++++ Provided entries ++++
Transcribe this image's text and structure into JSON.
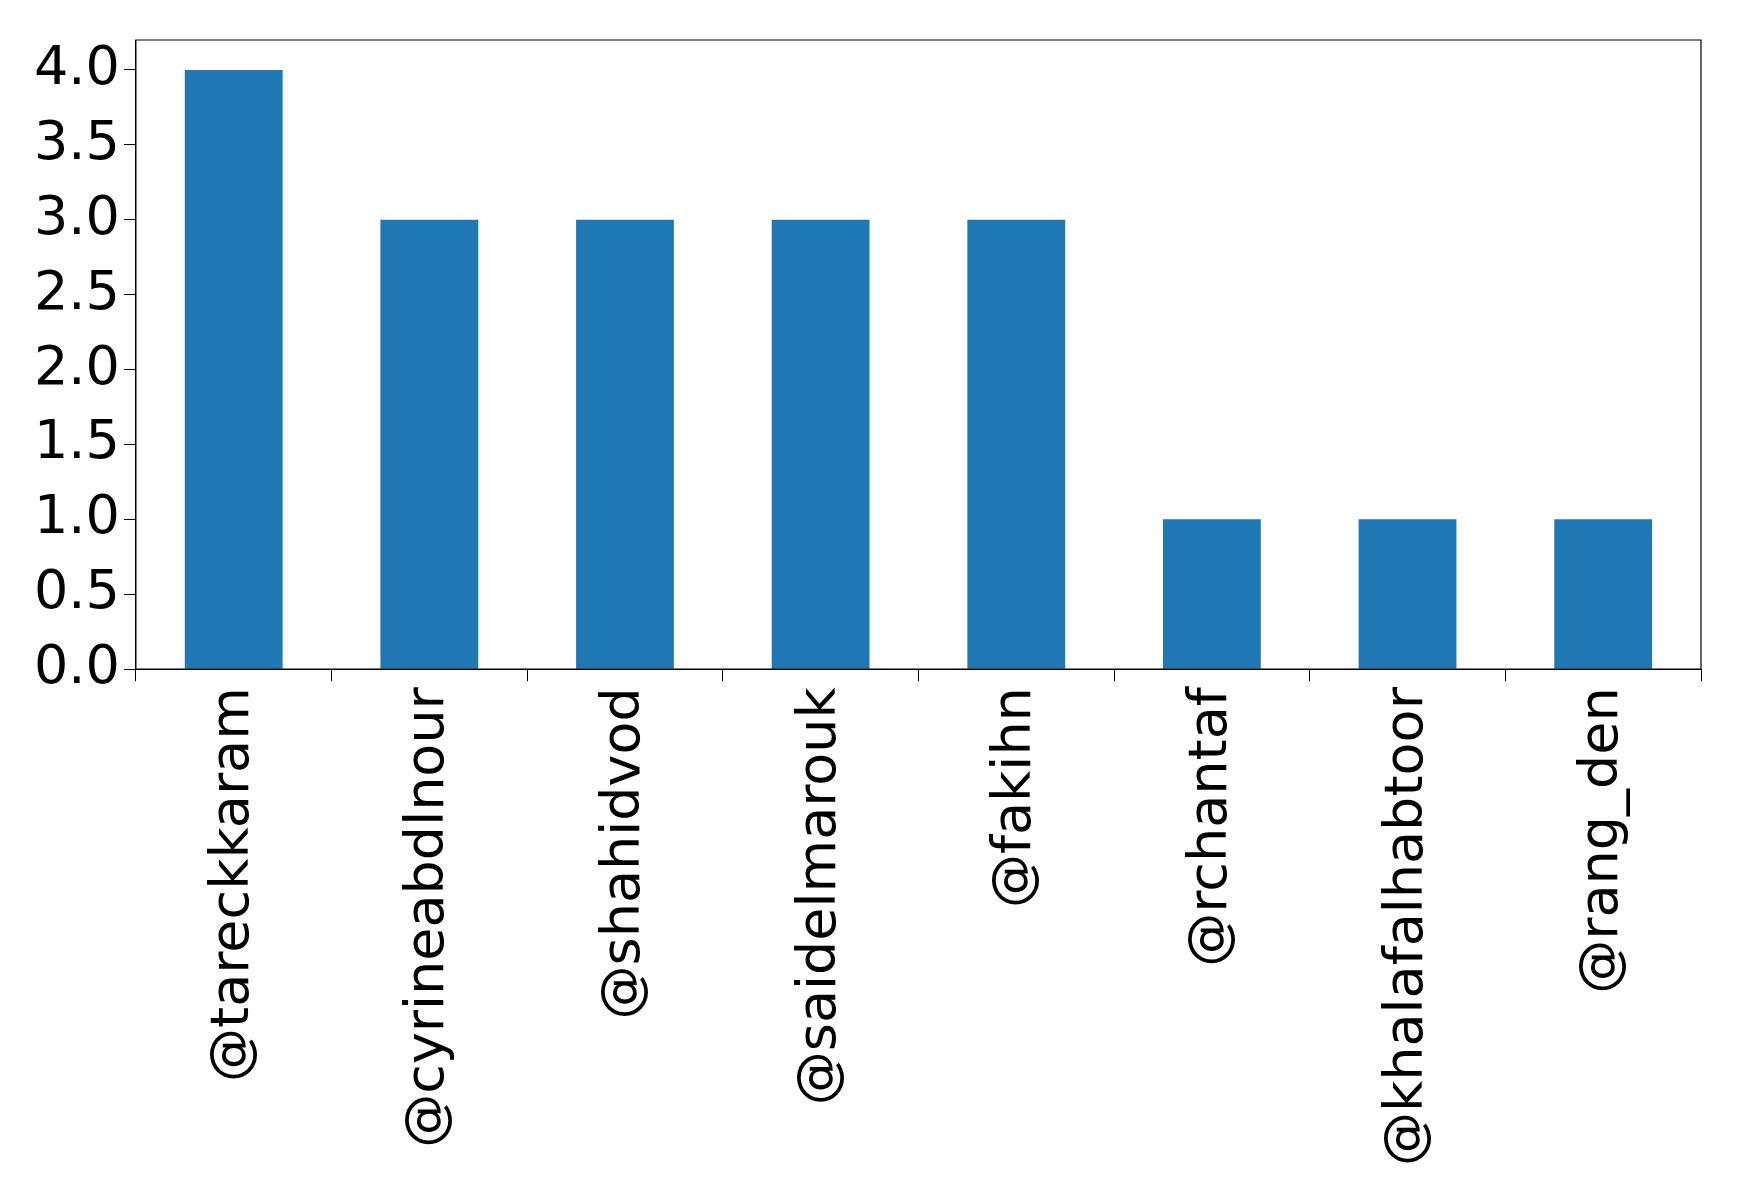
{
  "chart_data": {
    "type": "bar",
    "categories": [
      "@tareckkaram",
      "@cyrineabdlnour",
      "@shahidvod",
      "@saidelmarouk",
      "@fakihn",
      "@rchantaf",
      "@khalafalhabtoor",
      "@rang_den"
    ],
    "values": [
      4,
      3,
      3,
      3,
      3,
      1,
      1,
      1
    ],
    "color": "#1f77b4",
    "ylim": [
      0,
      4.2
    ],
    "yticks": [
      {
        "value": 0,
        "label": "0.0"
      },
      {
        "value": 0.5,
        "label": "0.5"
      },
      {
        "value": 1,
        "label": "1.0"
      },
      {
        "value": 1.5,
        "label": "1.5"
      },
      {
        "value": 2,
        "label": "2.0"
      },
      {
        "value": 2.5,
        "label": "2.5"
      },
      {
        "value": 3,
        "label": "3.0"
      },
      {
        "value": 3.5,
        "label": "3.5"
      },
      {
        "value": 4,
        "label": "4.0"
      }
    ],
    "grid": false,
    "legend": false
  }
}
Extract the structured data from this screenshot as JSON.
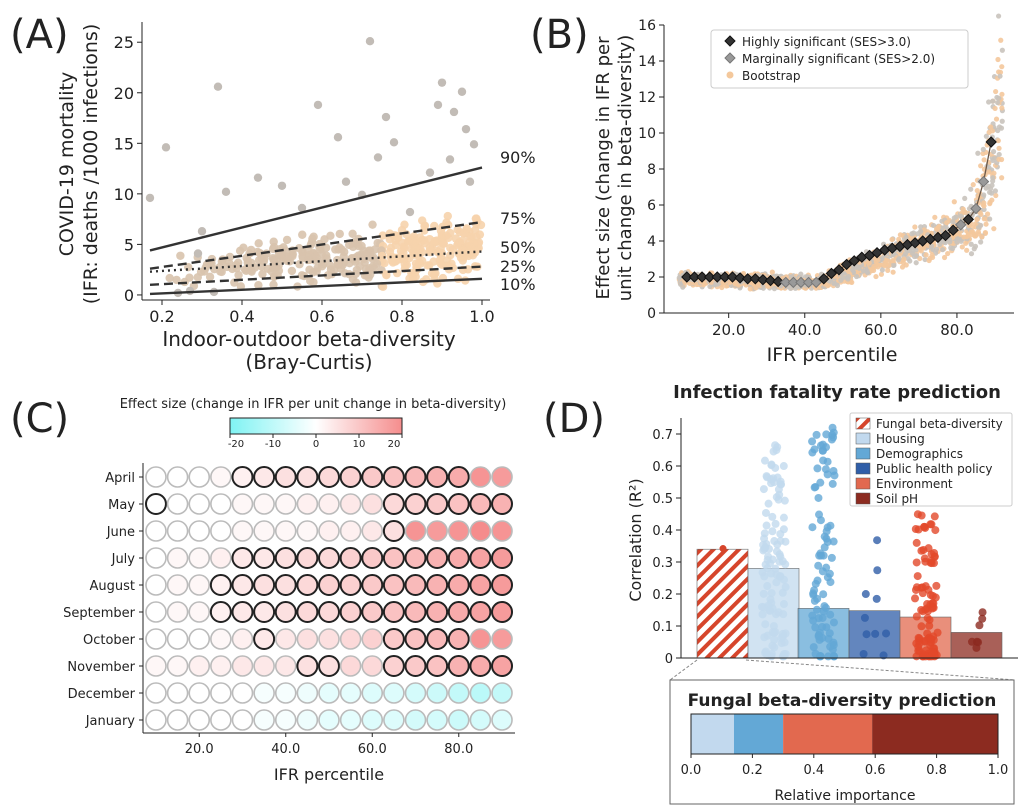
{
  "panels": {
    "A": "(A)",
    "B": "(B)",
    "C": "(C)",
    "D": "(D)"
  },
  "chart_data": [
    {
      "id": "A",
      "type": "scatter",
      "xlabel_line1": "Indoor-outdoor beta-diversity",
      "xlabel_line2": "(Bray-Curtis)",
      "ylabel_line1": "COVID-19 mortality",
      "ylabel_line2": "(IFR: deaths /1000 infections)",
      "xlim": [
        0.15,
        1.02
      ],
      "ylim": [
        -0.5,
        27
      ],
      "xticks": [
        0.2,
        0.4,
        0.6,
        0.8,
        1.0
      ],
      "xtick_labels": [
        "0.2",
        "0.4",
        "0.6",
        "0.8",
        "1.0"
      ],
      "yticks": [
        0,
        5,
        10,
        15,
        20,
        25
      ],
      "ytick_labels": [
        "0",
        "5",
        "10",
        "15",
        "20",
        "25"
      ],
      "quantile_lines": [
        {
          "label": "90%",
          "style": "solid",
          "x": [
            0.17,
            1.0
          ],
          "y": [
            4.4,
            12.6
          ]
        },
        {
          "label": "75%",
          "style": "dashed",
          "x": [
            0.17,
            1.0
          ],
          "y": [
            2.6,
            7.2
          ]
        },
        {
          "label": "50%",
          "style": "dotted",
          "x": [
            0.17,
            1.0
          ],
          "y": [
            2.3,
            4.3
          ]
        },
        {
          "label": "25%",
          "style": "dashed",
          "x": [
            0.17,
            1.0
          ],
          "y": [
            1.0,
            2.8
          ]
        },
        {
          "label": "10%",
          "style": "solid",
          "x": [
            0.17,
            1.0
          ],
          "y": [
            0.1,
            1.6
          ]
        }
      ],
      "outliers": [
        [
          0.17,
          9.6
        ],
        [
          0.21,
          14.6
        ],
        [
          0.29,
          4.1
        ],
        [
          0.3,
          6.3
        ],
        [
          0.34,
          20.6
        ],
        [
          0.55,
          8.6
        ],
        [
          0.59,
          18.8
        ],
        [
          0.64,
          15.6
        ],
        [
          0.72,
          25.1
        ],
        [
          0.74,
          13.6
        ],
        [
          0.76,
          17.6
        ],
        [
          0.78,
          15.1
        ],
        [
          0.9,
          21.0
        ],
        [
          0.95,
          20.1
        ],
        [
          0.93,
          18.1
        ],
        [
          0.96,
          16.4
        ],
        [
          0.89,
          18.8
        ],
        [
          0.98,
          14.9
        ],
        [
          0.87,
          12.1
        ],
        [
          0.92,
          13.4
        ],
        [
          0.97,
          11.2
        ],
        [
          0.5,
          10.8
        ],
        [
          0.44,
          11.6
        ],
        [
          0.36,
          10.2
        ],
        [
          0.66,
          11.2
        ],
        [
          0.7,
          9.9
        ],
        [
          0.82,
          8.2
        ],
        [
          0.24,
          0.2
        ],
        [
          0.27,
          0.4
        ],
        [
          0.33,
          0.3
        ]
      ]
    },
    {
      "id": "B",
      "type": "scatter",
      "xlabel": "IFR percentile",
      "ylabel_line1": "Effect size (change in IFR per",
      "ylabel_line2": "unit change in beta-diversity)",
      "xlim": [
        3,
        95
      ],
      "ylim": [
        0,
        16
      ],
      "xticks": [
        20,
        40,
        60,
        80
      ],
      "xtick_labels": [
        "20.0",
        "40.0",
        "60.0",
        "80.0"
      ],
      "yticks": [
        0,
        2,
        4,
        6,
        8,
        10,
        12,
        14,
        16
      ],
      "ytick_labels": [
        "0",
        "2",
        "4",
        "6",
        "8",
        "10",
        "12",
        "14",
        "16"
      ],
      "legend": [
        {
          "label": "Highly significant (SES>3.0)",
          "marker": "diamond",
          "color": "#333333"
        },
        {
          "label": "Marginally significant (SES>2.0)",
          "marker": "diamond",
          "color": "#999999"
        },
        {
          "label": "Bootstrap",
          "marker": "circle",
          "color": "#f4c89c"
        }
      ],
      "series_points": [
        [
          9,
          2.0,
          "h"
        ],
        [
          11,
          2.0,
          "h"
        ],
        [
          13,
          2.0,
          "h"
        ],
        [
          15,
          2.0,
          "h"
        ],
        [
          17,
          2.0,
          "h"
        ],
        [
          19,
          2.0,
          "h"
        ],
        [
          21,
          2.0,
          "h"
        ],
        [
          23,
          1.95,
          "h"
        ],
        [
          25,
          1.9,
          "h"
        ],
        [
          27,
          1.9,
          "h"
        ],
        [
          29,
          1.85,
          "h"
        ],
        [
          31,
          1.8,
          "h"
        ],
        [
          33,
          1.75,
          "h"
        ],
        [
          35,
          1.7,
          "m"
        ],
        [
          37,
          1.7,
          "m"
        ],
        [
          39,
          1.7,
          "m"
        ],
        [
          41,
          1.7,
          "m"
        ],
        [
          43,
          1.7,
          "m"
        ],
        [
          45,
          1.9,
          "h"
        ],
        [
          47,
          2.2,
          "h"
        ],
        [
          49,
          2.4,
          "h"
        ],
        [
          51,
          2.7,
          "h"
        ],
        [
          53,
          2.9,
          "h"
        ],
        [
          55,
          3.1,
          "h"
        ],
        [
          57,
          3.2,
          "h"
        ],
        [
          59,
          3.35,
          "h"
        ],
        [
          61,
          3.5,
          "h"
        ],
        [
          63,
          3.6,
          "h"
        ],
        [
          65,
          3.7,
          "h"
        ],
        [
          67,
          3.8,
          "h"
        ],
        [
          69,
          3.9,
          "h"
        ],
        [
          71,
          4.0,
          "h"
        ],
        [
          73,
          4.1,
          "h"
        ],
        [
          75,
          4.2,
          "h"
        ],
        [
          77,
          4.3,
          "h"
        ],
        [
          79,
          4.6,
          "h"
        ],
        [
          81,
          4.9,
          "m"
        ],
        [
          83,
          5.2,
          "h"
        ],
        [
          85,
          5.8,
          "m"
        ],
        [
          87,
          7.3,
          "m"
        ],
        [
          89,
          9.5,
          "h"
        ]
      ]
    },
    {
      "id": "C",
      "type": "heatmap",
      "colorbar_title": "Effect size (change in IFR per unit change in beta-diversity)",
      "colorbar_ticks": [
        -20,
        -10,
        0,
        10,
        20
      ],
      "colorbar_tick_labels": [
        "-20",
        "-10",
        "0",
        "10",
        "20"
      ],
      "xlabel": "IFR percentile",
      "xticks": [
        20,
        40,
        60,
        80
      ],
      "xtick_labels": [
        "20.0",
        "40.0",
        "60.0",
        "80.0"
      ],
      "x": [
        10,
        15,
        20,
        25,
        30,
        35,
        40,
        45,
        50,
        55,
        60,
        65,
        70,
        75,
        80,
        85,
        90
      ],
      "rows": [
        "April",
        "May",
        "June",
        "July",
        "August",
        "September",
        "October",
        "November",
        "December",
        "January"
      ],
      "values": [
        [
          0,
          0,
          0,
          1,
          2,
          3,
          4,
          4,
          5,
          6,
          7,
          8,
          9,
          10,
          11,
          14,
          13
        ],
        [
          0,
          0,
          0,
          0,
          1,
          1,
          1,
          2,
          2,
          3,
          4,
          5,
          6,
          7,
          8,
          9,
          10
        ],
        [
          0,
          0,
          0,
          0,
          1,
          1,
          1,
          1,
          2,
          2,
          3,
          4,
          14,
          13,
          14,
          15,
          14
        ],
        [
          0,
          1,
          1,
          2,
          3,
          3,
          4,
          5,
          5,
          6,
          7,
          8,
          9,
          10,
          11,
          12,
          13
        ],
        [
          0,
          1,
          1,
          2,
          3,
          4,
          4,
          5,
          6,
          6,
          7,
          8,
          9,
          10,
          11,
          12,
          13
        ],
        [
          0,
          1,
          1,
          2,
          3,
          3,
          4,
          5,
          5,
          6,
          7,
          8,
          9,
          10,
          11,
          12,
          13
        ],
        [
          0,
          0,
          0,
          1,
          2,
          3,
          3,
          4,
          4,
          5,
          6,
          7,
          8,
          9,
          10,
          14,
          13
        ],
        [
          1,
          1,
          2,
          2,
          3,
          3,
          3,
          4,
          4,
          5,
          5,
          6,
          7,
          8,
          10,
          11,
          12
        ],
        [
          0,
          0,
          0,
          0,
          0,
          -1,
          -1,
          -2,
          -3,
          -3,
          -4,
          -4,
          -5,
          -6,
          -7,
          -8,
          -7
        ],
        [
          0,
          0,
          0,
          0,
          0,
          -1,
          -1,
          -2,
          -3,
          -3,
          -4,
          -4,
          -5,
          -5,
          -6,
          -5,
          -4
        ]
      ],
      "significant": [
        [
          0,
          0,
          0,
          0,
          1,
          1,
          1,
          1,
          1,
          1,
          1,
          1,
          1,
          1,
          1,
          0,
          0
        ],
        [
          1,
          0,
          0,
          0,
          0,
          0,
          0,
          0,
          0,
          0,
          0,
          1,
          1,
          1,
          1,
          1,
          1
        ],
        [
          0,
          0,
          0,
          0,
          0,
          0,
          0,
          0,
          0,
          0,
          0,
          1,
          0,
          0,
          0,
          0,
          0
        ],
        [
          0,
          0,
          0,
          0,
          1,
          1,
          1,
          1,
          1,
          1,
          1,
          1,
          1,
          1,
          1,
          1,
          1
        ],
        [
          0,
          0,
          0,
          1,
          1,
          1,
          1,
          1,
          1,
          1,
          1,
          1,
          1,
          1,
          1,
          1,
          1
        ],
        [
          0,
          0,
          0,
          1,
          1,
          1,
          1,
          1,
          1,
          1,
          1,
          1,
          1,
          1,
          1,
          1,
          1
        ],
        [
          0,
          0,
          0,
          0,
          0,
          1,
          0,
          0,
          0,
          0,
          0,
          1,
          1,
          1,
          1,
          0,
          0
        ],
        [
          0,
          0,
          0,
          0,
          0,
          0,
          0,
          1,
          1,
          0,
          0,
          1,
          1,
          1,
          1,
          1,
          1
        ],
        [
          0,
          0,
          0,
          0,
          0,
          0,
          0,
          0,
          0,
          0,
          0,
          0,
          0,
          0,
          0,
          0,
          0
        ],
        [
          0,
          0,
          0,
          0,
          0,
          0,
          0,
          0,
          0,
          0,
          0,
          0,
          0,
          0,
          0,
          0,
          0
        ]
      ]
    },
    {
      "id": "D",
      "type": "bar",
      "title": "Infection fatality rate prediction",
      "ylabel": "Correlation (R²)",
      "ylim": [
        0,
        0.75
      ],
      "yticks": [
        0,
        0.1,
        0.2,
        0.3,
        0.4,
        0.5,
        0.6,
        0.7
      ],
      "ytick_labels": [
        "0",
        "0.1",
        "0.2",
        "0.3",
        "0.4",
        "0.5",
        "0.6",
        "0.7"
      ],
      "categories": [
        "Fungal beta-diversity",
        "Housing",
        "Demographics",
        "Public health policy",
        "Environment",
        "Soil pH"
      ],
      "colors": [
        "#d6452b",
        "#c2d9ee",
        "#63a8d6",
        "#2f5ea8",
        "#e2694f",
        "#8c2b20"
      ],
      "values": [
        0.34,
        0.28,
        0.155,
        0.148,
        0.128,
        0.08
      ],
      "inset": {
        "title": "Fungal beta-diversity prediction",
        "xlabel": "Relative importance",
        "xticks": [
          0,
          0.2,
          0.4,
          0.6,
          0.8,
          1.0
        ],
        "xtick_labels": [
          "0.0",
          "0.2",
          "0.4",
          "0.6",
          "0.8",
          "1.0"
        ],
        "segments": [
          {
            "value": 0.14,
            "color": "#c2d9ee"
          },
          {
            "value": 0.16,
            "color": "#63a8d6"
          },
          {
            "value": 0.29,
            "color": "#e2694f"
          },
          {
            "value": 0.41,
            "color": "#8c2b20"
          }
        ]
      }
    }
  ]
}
++++
▶ [Task instructions]: Report only how many lines in the records contain the word "this".

▶ [Answer below]: 2